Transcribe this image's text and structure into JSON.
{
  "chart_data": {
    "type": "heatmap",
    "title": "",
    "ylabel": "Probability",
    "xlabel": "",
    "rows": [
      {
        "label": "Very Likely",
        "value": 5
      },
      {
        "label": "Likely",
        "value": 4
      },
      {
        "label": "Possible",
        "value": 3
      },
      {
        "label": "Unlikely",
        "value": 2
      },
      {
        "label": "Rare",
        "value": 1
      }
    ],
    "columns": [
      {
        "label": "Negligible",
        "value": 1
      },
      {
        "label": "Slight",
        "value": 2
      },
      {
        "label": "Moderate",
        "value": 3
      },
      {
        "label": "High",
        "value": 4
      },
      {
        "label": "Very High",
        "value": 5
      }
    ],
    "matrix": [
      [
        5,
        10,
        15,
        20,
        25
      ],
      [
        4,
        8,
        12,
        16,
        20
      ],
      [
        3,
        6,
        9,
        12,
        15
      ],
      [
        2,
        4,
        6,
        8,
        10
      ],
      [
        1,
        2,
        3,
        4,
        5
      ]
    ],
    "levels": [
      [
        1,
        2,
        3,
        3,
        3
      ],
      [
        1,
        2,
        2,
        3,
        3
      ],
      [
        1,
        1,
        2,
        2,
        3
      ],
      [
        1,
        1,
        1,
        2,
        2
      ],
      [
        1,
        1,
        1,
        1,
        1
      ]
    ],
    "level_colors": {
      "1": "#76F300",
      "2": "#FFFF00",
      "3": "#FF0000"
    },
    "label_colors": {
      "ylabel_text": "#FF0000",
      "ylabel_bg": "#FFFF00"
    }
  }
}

━━━━━━

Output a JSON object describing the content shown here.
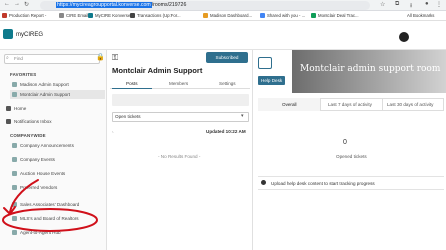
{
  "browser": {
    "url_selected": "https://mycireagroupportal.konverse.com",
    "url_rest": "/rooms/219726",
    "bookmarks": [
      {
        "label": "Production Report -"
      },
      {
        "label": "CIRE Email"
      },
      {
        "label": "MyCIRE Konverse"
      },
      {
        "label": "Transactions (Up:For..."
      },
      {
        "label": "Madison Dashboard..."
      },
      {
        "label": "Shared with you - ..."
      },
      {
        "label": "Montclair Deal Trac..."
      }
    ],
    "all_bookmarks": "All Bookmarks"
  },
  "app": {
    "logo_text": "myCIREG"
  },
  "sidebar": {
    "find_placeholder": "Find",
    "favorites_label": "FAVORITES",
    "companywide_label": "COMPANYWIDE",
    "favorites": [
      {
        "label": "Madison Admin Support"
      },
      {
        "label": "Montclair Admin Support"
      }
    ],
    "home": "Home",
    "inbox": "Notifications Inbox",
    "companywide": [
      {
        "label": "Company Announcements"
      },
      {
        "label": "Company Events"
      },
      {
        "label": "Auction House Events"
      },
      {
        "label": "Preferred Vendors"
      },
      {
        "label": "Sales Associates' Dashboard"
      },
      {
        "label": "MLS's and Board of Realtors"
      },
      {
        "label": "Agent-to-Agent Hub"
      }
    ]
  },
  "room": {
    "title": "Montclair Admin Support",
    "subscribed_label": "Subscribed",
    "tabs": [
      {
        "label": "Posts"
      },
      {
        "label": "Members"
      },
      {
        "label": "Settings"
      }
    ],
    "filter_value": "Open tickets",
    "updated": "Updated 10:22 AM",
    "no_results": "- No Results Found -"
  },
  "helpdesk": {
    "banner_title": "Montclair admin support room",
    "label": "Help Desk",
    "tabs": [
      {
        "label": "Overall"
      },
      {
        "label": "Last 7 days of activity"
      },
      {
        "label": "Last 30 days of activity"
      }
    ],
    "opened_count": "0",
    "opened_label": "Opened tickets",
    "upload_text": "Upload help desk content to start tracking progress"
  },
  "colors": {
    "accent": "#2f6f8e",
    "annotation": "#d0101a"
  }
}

━━━━━━

For the material, find the number of lines holding the word "Last" and give that figure and nothing more.

2